## Records supplied
## START
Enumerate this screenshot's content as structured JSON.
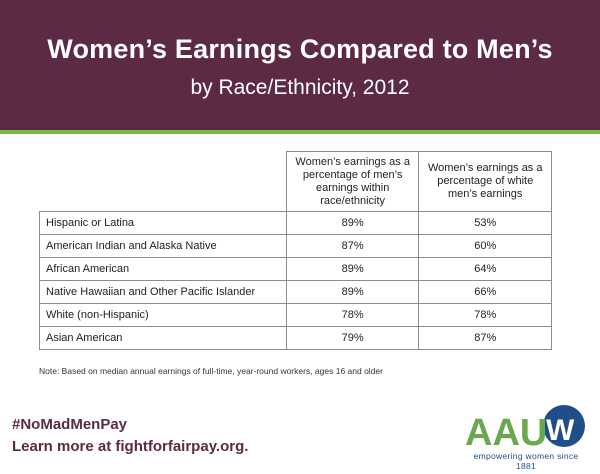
{
  "header": {
    "title": "Women’s Earnings Compared to Men’s",
    "subtitle": "by Race/Ethnicity, 2012"
  },
  "table": {
    "columns": [
      "Women’s earnings as a percentage of men’s earnings within race/ethnicity",
      "Women’s earnings as a percentage of white men’s earnings"
    ],
    "rows": [
      {
        "label": "Hispanic or Latina",
        "within": "89%",
        "white": "53%"
      },
      {
        "label": "American Indian and Alaska Native",
        "within": "87%",
        "white": "60%"
      },
      {
        "label": "African American",
        "within": "89%",
        "white": "64%"
      },
      {
        "label": "Native Hawaiian and Other Pacific Islander",
        "within": "89%",
        "white": "66%"
      },
      {
        "label": "White (non-Hispanic)",
        "within": "78%",
        "white": "78%"
      },
      {
        "label": "Asian American",
        "within": "79%",
        "white": "87%"
      }
    ]
  },
  "note": "Note: Based on median annual earnings of full-time, year-round workers, ages 16 and older",
  "footer": {
    "hashtag": "#NoMadMenPay",
    "learn_more": "Learn more at fightforfairpay.org."
  },
  "logo": {
    "wordmark": "AAUW",
    "tagline": "empowering women since 1881"
  },
  "colors": {
    "header_bg": "#5c2a45",
    "accent_green": "#7ab648",
    "logo_green": "#6aa84f",
    "logo_blue": "#1f4e8a"
  }
}
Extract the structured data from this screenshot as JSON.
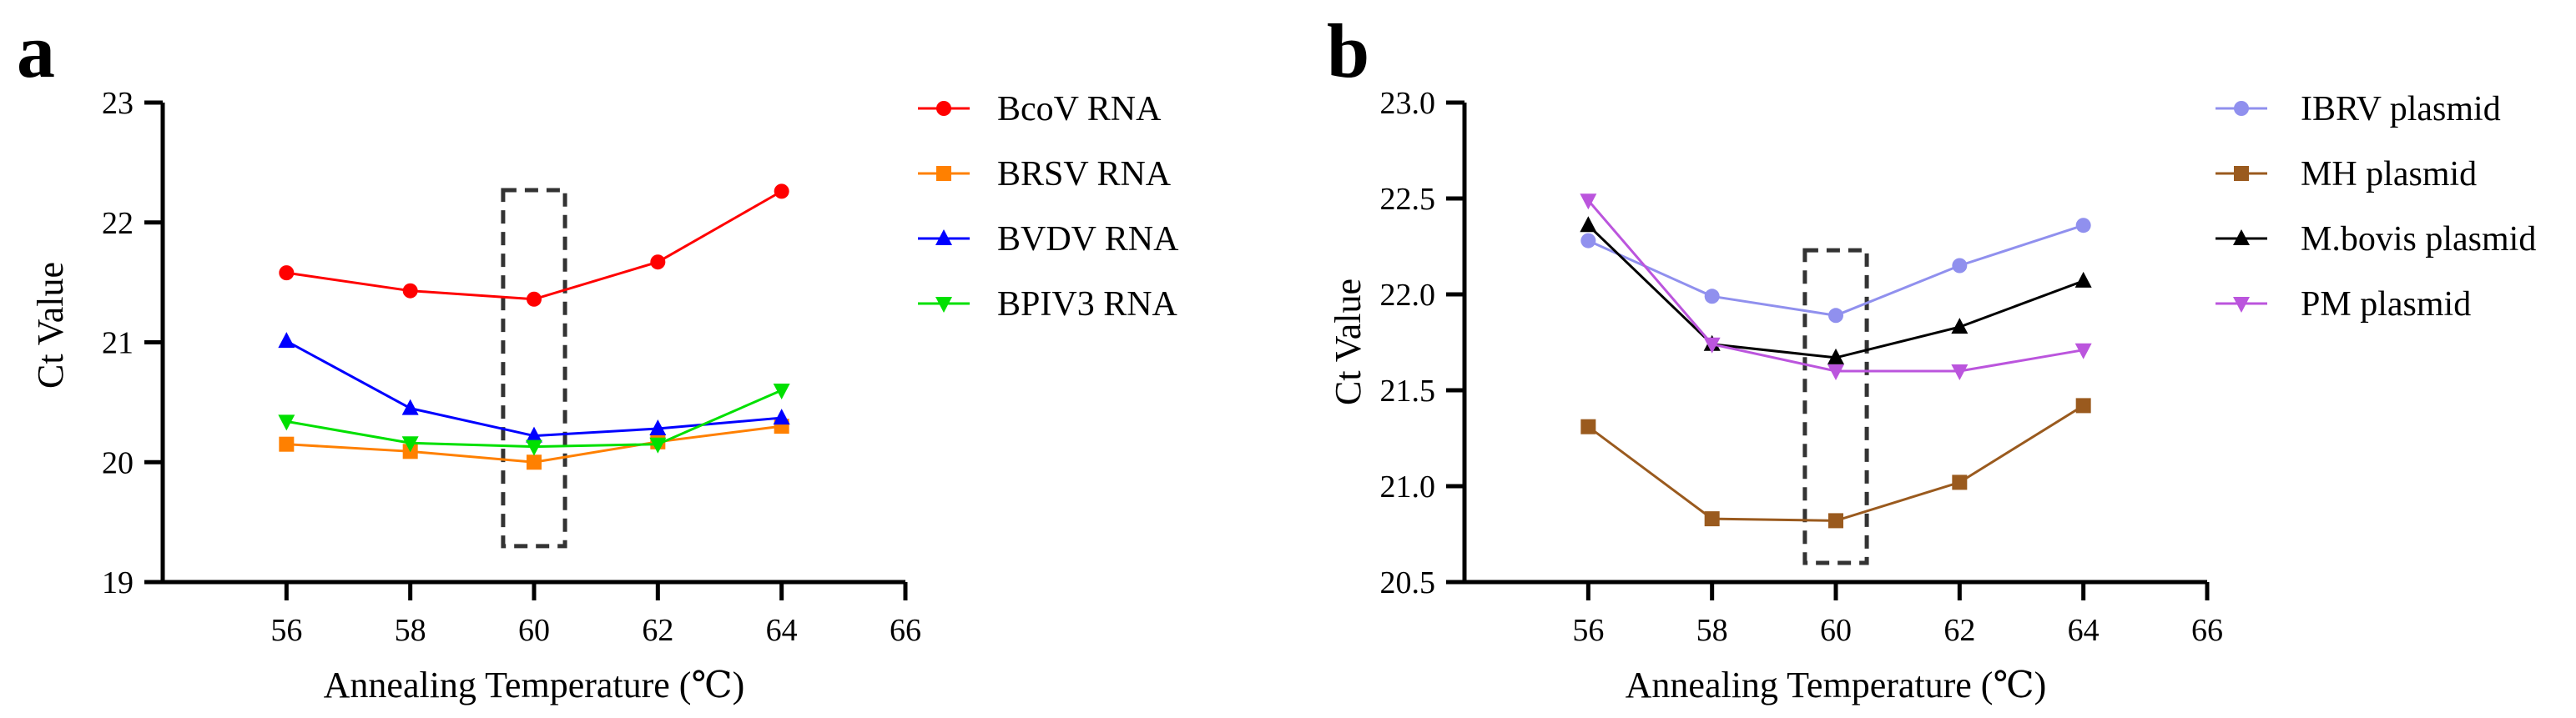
{
  "chart_data": [
    {
      "panel_label": "a",
      "type": "line",
      "xlabel": "Annealing Temperature (℃)",
      "ylabel": "Ct Value",
      "xlim": [
        54,
        66
      ],
      "ylim": [
        19,
        23
      ],
      "xticks": [
        "56",
        "58",
        "60",
        "62",
        "64",
        "66"
      ],
      "yticks": [
        "19",
        "20",
        "21",
        "22",
        "23"
      ],
      "x": [
        56,
        58,
        60,
        62,
        64
      ],
      "highlight": {
        "x_range": [
          59.5,
          60.5
        ],
        "y_range": [
          19.3,
          22.27
        ],
        "style": "dashed-box"
      },
      "legend_position": "right",
      "series": [
        {
          "name": "BcoV RNA",
          "color": "#ff0000",
          "marker": "circle",
          "values": [
            21.58,
            21.43,
            21.36,
            21.67,
            22.26
          ]
        },
        {
          "name": "BRSV RNA",
          "color": "#ff8000",
          "marker": "square",
          "values": [
            20.15,
            20.09,
            20.0,
            20.17,
            20.3
          ]
        },
        {
          "name": "BVDV RNA",
          "color": "#0000ff",
          "marker": "triangle-up",
          "values": [
            21.01,
            20.45,
            20.22,
            20.28,
            20.37
          ]
        },
        {
          "name": "BPIV3 RNA",
          "color": "#00e000",
          "marker": "triangle-down",
          "values": [
            20.34,
            20.16,
            20.13,
            20.15,
            20.6
          ]
        }
      ]
    },
    {
      "panel_label": "b",
      "type": "line",
      "xlabel": "Annealing Temperature (℃)",
      "ylabel": "Ct Value",
      "xlim": [
        54,
        66
      ],
      "ylim": [
        20.5,
        23.0
      ],
      "xticks": [
        "56",
        "58",
        "60",
        "62",
        "64",
        "66"
      ],
      "yticks": [
        "20.5",
        "21.0",
        "21.5",
        "22.0",
        "22.5",
        "23.0"
      ],
      "x": [
        56,
        58,
        60,
        62,
        64
      ],
      "highlight": {
        "x_range": [
          59.5,
          60.5
        ],
        "y_range": [
          20.6,
          22.23
        ],
        "style": "dashed-box"
      },
      "legend_position": "right",
      "series": [
        {
          "name": "IBRV plasmid",
          "color": "#9090ee",
          "marker": "circle",
          "values": [
            22.28,
            21.99,
            21.89,
            22.15,
            22.36
          ]
        },
        {
          "name": "MH plasmid",
          "color": "#9a5a1e",
          "marker": "square",
          "values": [
            21.31,
            20.83,
            20.82,
            21.02,
            21.42
          ]
        },
        {
          "name": "M.bovis plasmid",
          "color": "#000000",
          "marker": "triangle-up",
          "values": [
            22.36,
            21.74,
            21.67,
            21.83,
            22.07
          ]
        },
        {
          "name": "PM plasmid",
          "color": "#bb55dd",
          "marker": "triangle-down",
          "values": [
            22.49,
            21.74,
            21.6,
            21.6,
            21.71
          ]
        }
      ]
    }
  ]
}
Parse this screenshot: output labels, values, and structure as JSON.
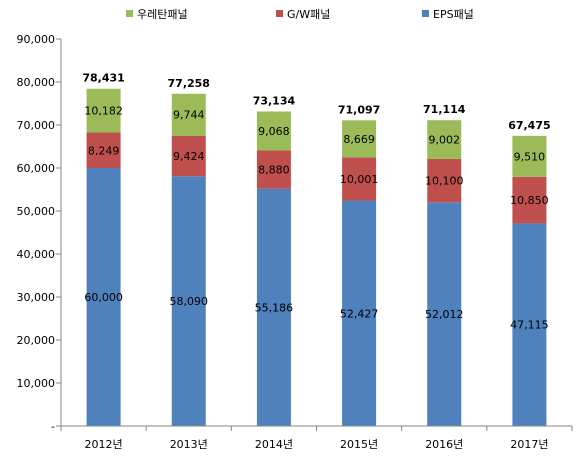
## END
## Stated problem
Pull out all lines from the entries above in which the word "percentage" appears.

## Full output
      "Women’s earnings as a percentage of men’s earnings within race/ethnicity",
      "Women’s earnings as a percentage of white men’s earnings"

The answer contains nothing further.